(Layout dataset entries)
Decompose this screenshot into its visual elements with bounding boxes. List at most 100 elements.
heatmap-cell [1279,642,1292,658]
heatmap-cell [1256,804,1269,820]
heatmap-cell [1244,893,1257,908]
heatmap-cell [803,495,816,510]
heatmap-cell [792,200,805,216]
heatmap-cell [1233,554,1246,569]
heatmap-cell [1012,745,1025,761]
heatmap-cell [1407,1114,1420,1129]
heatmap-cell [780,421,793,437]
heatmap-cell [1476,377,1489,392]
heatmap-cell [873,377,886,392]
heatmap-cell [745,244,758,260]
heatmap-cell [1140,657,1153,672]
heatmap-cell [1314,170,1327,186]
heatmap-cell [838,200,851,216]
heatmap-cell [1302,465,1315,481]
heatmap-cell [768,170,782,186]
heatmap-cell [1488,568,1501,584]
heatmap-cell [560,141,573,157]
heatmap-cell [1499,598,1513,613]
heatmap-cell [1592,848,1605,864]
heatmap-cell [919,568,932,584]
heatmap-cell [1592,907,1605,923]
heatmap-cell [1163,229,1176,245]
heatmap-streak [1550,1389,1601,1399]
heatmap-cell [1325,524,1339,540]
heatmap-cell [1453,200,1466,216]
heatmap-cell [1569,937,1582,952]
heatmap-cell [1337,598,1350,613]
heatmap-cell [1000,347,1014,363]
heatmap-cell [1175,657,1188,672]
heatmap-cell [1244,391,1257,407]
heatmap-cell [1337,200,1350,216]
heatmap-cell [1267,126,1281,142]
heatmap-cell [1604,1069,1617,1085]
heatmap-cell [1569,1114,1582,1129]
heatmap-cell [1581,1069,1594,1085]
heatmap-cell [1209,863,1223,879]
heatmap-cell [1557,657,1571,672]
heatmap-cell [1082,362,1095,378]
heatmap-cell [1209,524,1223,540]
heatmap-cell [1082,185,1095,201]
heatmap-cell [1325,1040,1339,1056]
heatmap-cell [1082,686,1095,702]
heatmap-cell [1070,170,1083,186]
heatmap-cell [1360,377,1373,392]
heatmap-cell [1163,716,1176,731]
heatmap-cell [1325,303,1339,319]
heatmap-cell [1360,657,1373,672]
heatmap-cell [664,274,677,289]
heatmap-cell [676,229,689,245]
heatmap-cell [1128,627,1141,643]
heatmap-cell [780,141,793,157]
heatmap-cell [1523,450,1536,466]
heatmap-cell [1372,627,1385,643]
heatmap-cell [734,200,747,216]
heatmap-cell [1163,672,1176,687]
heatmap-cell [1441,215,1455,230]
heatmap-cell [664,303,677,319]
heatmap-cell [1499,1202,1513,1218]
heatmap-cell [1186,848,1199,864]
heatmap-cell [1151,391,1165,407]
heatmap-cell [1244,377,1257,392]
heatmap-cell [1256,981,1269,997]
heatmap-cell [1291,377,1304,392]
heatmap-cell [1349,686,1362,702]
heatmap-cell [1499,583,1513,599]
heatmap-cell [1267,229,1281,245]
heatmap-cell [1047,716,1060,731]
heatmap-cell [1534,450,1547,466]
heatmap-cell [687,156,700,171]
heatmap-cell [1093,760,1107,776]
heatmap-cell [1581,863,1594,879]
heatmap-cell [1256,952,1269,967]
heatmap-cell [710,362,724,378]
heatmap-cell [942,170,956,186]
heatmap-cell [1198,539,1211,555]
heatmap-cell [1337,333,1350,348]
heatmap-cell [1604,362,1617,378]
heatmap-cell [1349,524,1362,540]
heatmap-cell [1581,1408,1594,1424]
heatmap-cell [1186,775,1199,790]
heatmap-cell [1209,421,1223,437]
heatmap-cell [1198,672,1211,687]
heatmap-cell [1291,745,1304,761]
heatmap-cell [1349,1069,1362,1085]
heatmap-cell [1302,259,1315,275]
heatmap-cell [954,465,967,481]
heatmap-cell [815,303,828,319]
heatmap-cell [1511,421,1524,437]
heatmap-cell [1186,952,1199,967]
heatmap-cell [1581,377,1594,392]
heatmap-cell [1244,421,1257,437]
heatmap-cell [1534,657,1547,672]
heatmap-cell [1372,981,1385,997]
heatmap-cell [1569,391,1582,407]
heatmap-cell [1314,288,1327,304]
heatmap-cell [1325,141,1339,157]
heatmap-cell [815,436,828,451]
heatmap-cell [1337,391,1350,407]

EXERCISE DETAILS:
Swap "heatmap-streak" for "heatmap-stripe" throughout the lines above, and leave everything else as it is.

SOLUTION FOR THIS PROBLEM:
Decompose this screenshot into its visual elements with bounding boxes. List at most 100 elements.
heatmap-cell [1279,642,1292,658]
heatmap-cell [1256,804,1269,820]
heatmap-cell [1244,893,1257,908]
heatmap-cell [803,495,816,510]
heatmap-cell [792,200,805,216]
heatmap-cell [1233,554,1246,569]
heatmap-cell [1012,745,1025,761]
heatmap-cell [1407,1114,1420,1129]
heatmap-cell [780,421,793,437]
heatmap-cell [1476,377,1489,392]
heatmap-cell [873,377,886,392]
heatmap-cell [745,244,758,260]
heatmap-cell [1140,657,1153,672]
heatmap-cell [1314,170,1327,186]
heatmap-cell [838,200,851,216]
heatmap-cell [1302,465,1315,481]
heatmap-cell [768,170,782,186]
heatmap-cell [1488,568,1501,584]
heatmap-cell [560,141,573,157]
heatmap-cell [1499,598,1513,613]
heatmap-cell [1592,848,1605,864]
heatmap-cell [919,568,932,584]
heatmap-cell [1592,907,1605,923]
heatmap-cell [1163,229,1176,245]
heatmap-stripe [1550,1389,1601,1399]
heatmap-cell [1325,524,1339,540]
heatmap-cell [1453,200,1466,216]
heatmap-cell [1569,937,1582,952]
heatmap-cell [1337,598,1350,613]
heatmap-cell [1000,347,1014,363]
heatmap-cell [1175,657,1188,672]
heatmap-cell [1244,391,1257,407]
heatmap-cell [1337,200,1350,216]
heatmap-cell [1267,126,1281,142]
heatmap-cell [1604,1069,1617,1085]
heatmap-cell [1569,1114,1582,1129]
heatmap-cell [1581,1069,1594,1085]
heatmap-cell [1209,863,1223,879]
heatmap-cell [1557,657,1571,672]
heatmap-cell [1082,362,1095,378]
heatmap-cell [1209,524,1223,540]
heatmap-cell [1082,185,1095,201]
heatmap-cell [1325,1040,1339,1056]
heatmap-cell [1082,686,1095,702]
heatmap-cell [1070,170,1083,186]
heatmap-cell [1360,377,1373,392]
heatmap-cell [1163,716,1176,731]
heatmap-cell [1325,303,1339,319]
heatmap-cell [1360,657,1373,672]
heatmap-cell [664,274,677,289]
heatmap-cell [676,229,689,245]
heatmap-cell [1128,627,1141,643]
heatmap-cell [780,141,793,157]
heatmap-cell [1523,450,1536,466]
heatmap-cell [1372,627,1385,643]
heatmap-cell [734,200,747,216]
heatmap-cell [1163,672,1176,687]
heatmap-cell [1441,215,1455,230]
heatmap-cell [664,303,677,319]
heatmap-cell [1499,1202,1513,1218]
heatmap-cell [1186,848,1199,864]
heatmap-cell [1151,391,1165,407]
heatmap-cell [1244,377,1257,392]
heatmap-cell [1256,981,1269,997]
heatmap-cell [1291,377,1304,392]
heatmap-cell [1349,686,1362,702]
heatmap-cell [1499,583,1513,599]
heatmap-cell [1267,229,1281,245]
heatmap-cell [1047,716,1060,731]
heatmap-cell [1534,450,1547,466]
heatmap-cell [687,156,700,171]
heatmap-cell [1093,760,1107,776]
heatmap-cell [1581,863,1594,879]
heatmap-cell [1256,952,1269,967]
heatmap-cell [710,362,724,378]
heatmap-cell [942,170,956,186]
heatmap-cell [1198,539,1211,555]
heatmap-cell [1337,333,1350,348]
heatmap-cell [1604,362,1617,378]
heatmap-cell [1349,524,1362,540]
heatmap-cell [1581,1408,1594,1424]
heatmap-cell [1186,775,1199,790]
heatmap-cell [1209,421,1223,437]
heatmap-cell [1198,672,1211,687]
heatmap-cell [1291,745,1304,761]
heatmap-cell [1349,1069,1362,1085]
heatmap-cell [1302,259,1315,275]
heatmap-cell [954,465,967,481]
heatmap-cell [815,303,828,319]
heatmap-cell [1511,421,1524,437]
heatmap-cell [1186,952,1199,967]
heatmap-cell [1581,377,1594,392]
heatmap-cell [1244,421,1257,437]
heatmap-cell [1534,657,1547,672]
heatmap-cell [1372,981,1385,997]
heatmap-cell [1569,391,1582,407]
heatmap-cell [1314,288,1327,304]
heatmap-cell [1325,141,1339,157]
heatmap-cell [815,436,828,451]
heatmap-cell [1337,391,1350,407]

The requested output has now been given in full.